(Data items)

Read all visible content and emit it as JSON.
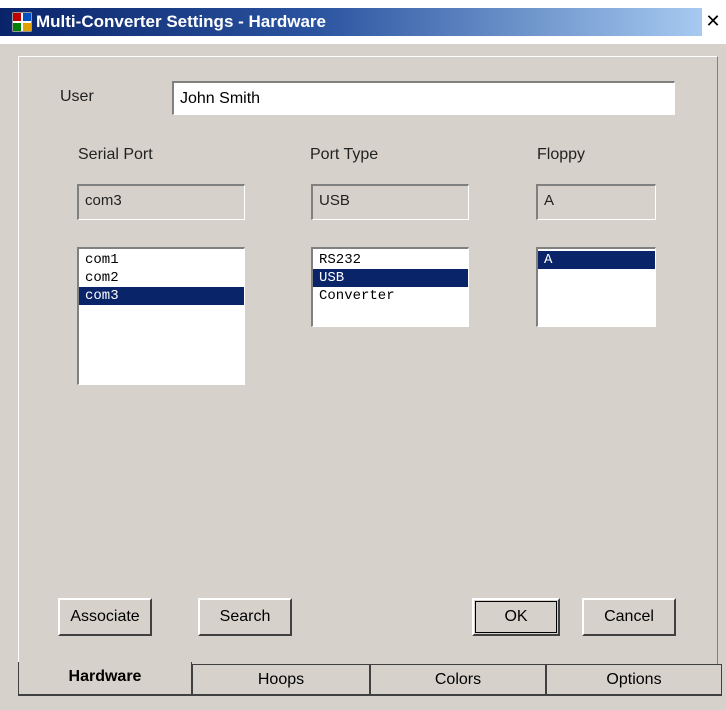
{
  "window": {
    "title": "Multi-Converter Settings - Hardware",
    "close_glyph": "✕"
  },
  "user": {
    "label": "User",
    "value": "John Smith"
  },
  "serial_port": {
    "label": "Serial Port",
    "current": "com3",
    "items": [
      "com1",
      "com2",
      "com3"
    ],
    "selected_index": 2
  },
  "port_type": {
    "label": "Port Type",
    "current": "USB",
    "items": [
      "RS232",
      "USB",
      "Converter"
    ],
    "selected_index": 1
  },
  "floppy": {
    "label": "Floppy",
    "current": "A",
    "items": [
      "A"
    ],
    "selected_index": 0
  },
  "buttons": {
    "associate": "Associate",
    "search": "Search",
    "ok": "OK",
    "cancel": "Cancel"
  },
  "tabs": [
    {
      "label": "Hardware",
      "active": true
    },
    {
      "label": "Hoops",
      "active": false
    },
    {
      "label": "Colors",
      "active": false
    },
    {
      "label": "Options",
      "active": false
    }
  ],
  "colors": {
    "selection": "#0a246a",
    "face": "#d6d2cb"
  },
  "icons": {
    "app": "app-icon",
    "close": "close-icon"
  }
}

**SHORT EXERCISE:** Pictures don't belong in the copy. Restate all the entries exactly.

**WRITTEN RESPONSE:**
Read all visible content and emit it as JSON.
{
  "window": {
    "title": "Multi-Converter Settings - Hardware",
    "close_glyph": "✕"
  },
  "user": {
    "label": "User",
    "value": "John Smith"
  },
  "serial_port": {
    "label": "Serial Port",
    "current": "com3",
    "items": [
      "com1",
      "com2",
      "com3"
    ],
    "selected_index": 2
  },
  "port_type": {
    "label": "Port Type",
    "current": "USB",
    "items": [
      "RS232",
      "USB",
      "Converter"
    ],
    "selected_index": 1
  },
  "floppy": {
    "label": "Floppy",
    "current": "A",
    "items": [
      "A"
    ],
    "selected_index": 0
  },
  "buttons": {
    "associate": "Associate",
    "search": "Search",
    "ok": "OK",
    "cancel": "Cancel"
  },
  "tabs": [
    {
      "label": "Hardware",
      "active": true
    },
    {
      "label": "Hoops",
      "active": false
    },
    {
      "label": "Colors",
      "active": false
    },
    {
      "label": "Options",
      "active": false
    }
  ],
  "colors": {
    "selection": "#0a246a",
    "face": "#d6d2cb"
  },
  "icons": {
    "app": "app-icon",
    "close": "close-icon"
  }
}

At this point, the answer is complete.